(Items listed in a dataset)
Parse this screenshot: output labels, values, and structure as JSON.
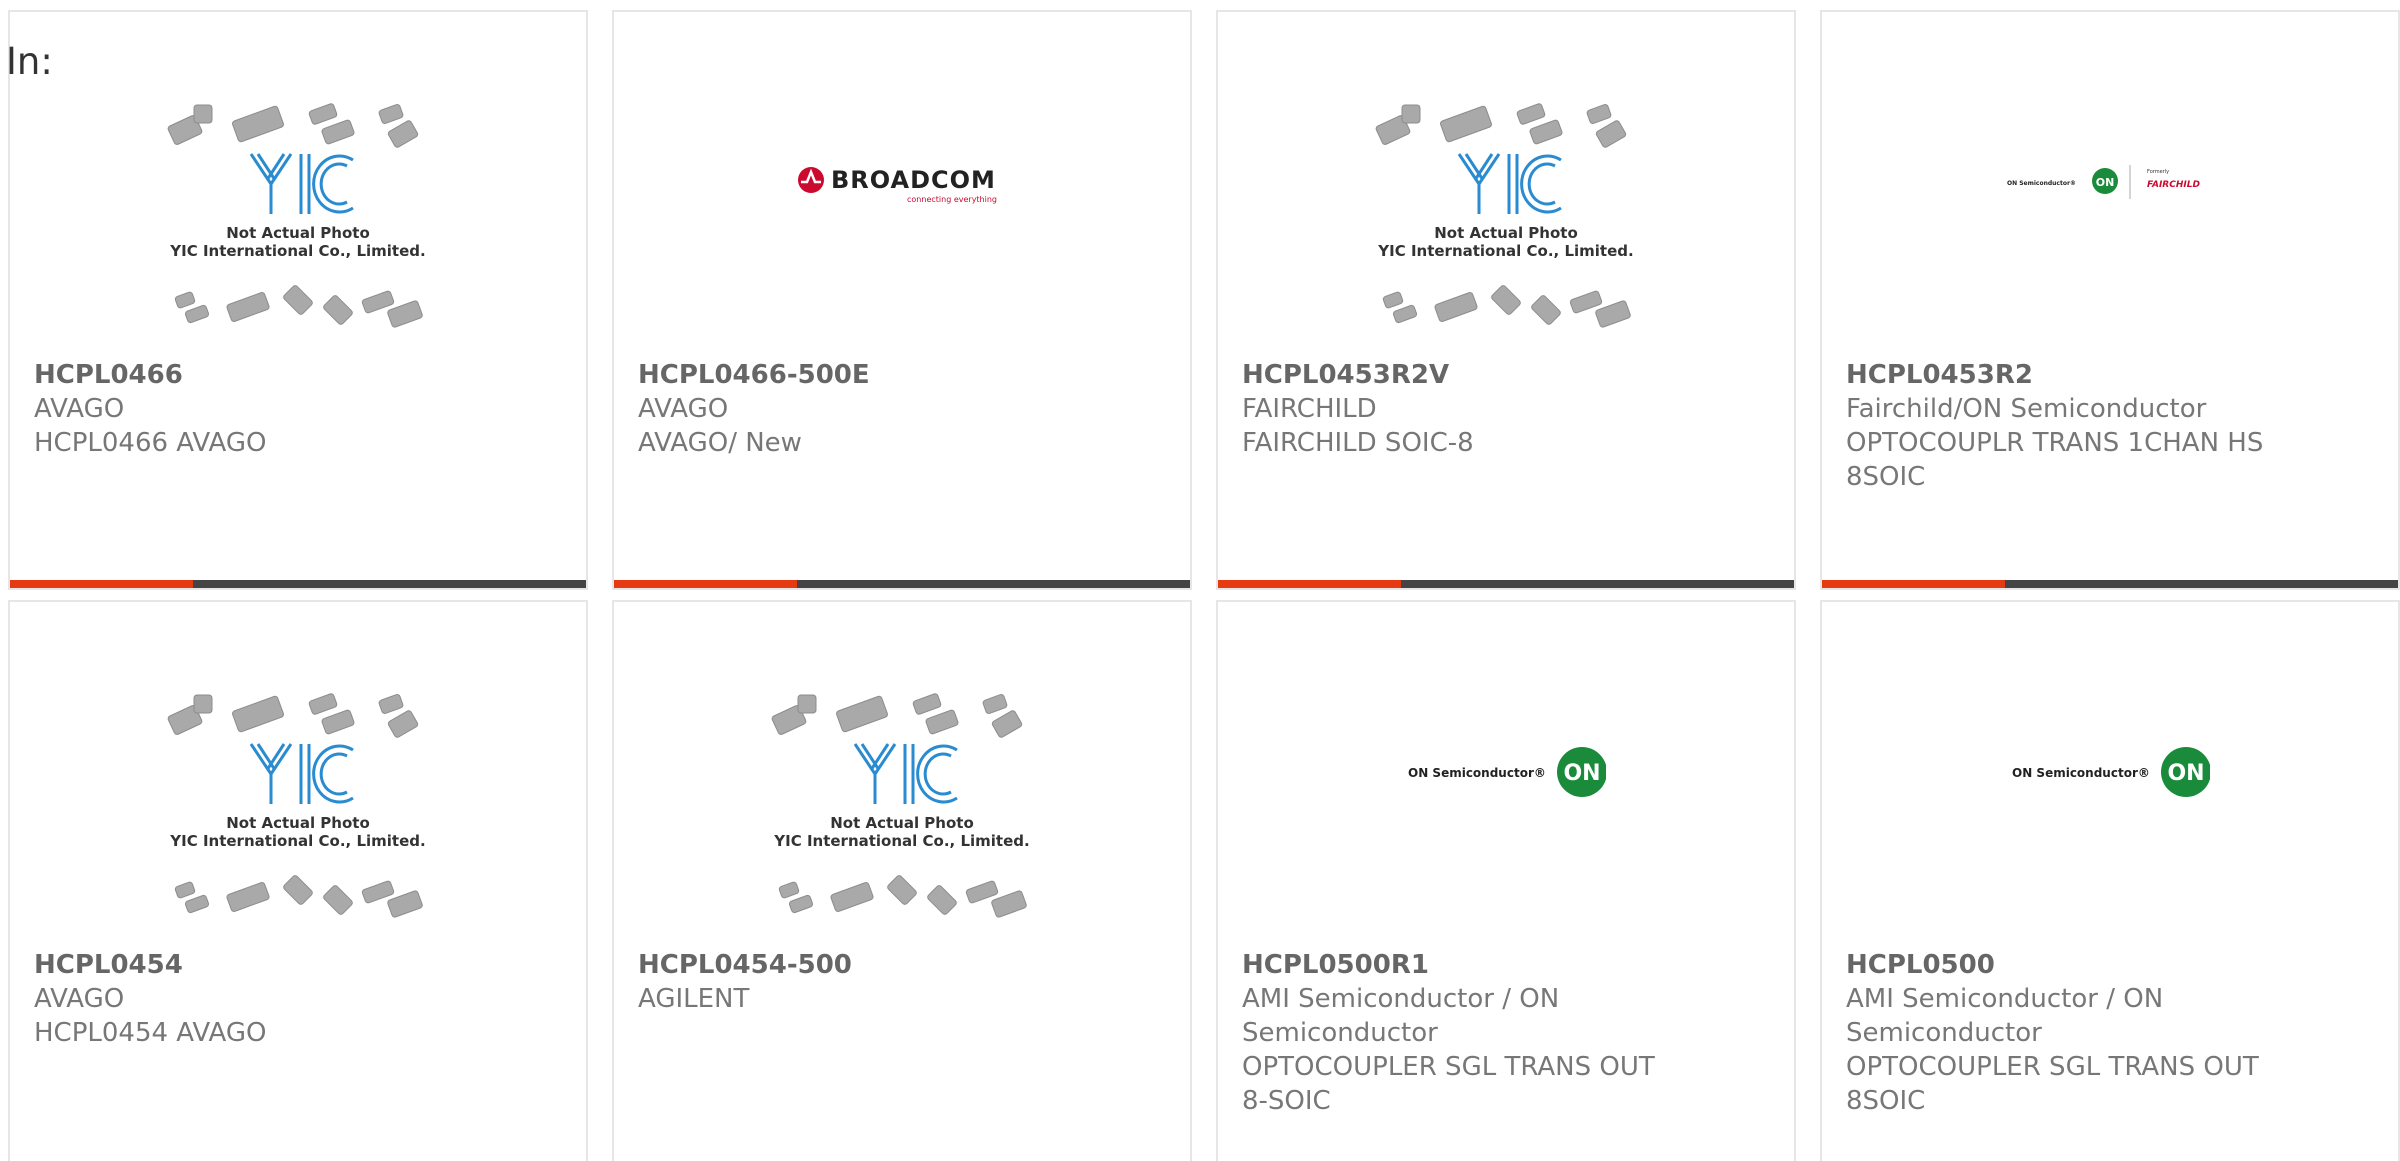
{
  "filter": {
    "label": "In:"
  },
  "colors": {
    "accent": "#e53a12",
    "dark_bar": "#444444",
    "yic_blue": "#2a8bd0",
    "on_green": "#1a8b3a",
    "broadcom_red": "#cc092f"
  },
  "placeholder": {
    "line1": "Not Actual Photo",
    "line2": "YIC International Co., Limited.",
    "logo_text": "YIC"
  },
  "brand_logos": {
    "broadcom": {
      "name": "BROADCOM",
      "tagline": "connecting everything"
    },
    "on": {
      "name": "ON Semiconductor",
      "badge": "ON"
    },
    "on_fairchild": {
      "name": "ON Semiconductor",
      "badge": "ON",
      "formerly": "Formerly",
      "fairchild": "FAIRCHILD"
    }
  },
  "products": [
    {
      "part_number": "HCPL0466",
      "manufacturer": "AVAGO",
      "description": "HCPL0466 AVAGO",
      "image": "placeholder"
    },
    {
      "part_number": "HCPL0466-500E",
      "manufacturer": "AVAGO",
      "description": "AVAGO/ New",
      "image": "broadcom"
    },
    {
      "part_number": "HCPL0453R2V",
      "manufacturer": "FAIRCHILD",
      "description": "FAIRCHILD SOIC-8",
      "image": "placeholder"
    },
    {
      "part_number": "HCPL0453R2",
      "manufacturer": "Fairchild/ON Semiconductor",
      "description": "OPTOCOUPLR TRANS 1CHAN HS 8SOIC",
      "image": "on_fairchild"
    },
    {
      "part_number": "HCPL0454",
      "manufacturer": "AVAGO",
      "description": "HCPL0454 AVAGO",
      "image": "placeholder"
    },
    {
      "part_number": "HCPL0454-500",
      "manufacturer": "AGILENT",
      "description": "",
      "image": "placeholder"
    },
    {
      "part_number": "HCPL0500R1",
      "manufacturer": "AMI Semiconductor / ON Semiconductor",
      "description": "OPTOCOUPLER SGL TRANS OUT 8-SOIC",
      "image": "on"
    },
    {
      "part_number": "HCPL0500",
      "manufacturer": "AMI Semiconductor / ON Semiconductor",
      "description": "OPTOCOUPLER SGL TRANS OUT 8SOIC",
      "image": "on"
    }
  ]
}
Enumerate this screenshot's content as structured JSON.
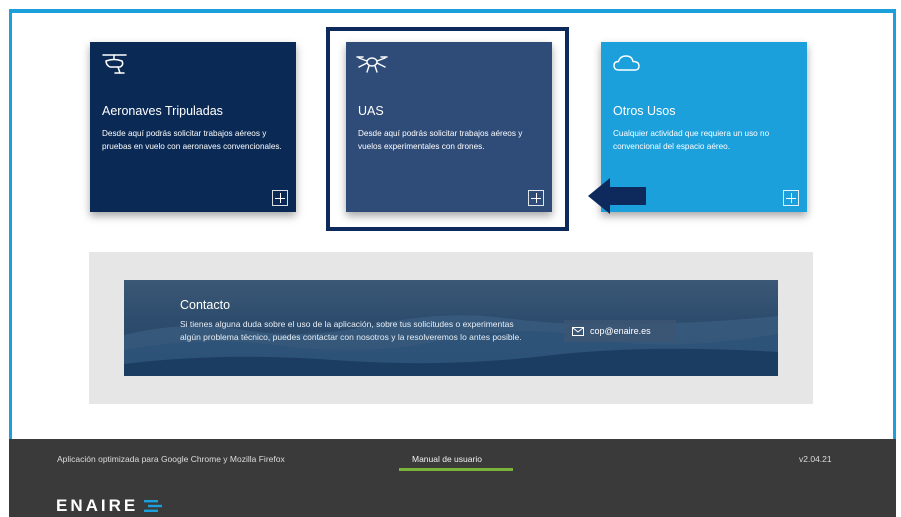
{
  "cards": [
    {
      "title": "Aeronaves Tripuladas",
      "description": "Desde aquí podrás solicitar trabajos aéreos y pruebas en vuelo con aeronaves convencionales.",
      "icon": "helicopter-icon"
    },
    {
      "title": "UAS",
      "description": "Desde aquí podrás solicitar trabajos aéreos y vuelos experimentales con drones.",
      "icon": "drone-icon"
    },
    {
      "title": "Otros Usos",
      "description": "Cualquier actividad que requiera un uso no convencional del espacio aéreo.",
      "icon": "cloud-icon"
    }
  ],
  "contact": {
    "title": "Contacto",
    "text": "Si tienes alguna duda sobre el uso de la aplicación, sobre tus solicitudes o experimentas algún problema técnico, puedes contactar con nosotros y la resolveremos lo antes posible.",
    "email": "cop@enaire.es"
  },
  "footer": {
    "optimized": "Aplicación optimizada para Google Chrome y Mozilla Firefox",
    "manual": "Manual de usuario",
    "version": "v2.04.21",
    "logo": "ENAIRE"
  },
  "colors": {
    "accent": "#1ba0dc",
    "card_dark": "#0a2a55",
    "card_mid": "#2f4b78",
    "highlight": "#0e2a5c",
    "footer_bg": "#3a3a3a",
    "underline": "#7ab23a"
  }
}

PROBLEM STATEMENT: Every line of the records that includes the word "Desde" should be gathered.

EXERCISE OUTPUT:
      "description": "Desde aquí podrás solicitar trabajos aéreos y pruebas en vuelo con aeronaves convencionales.",
      "description": "Desde aquí podrás solicitar trabajos aéreos y vuelos experimentales con drones.",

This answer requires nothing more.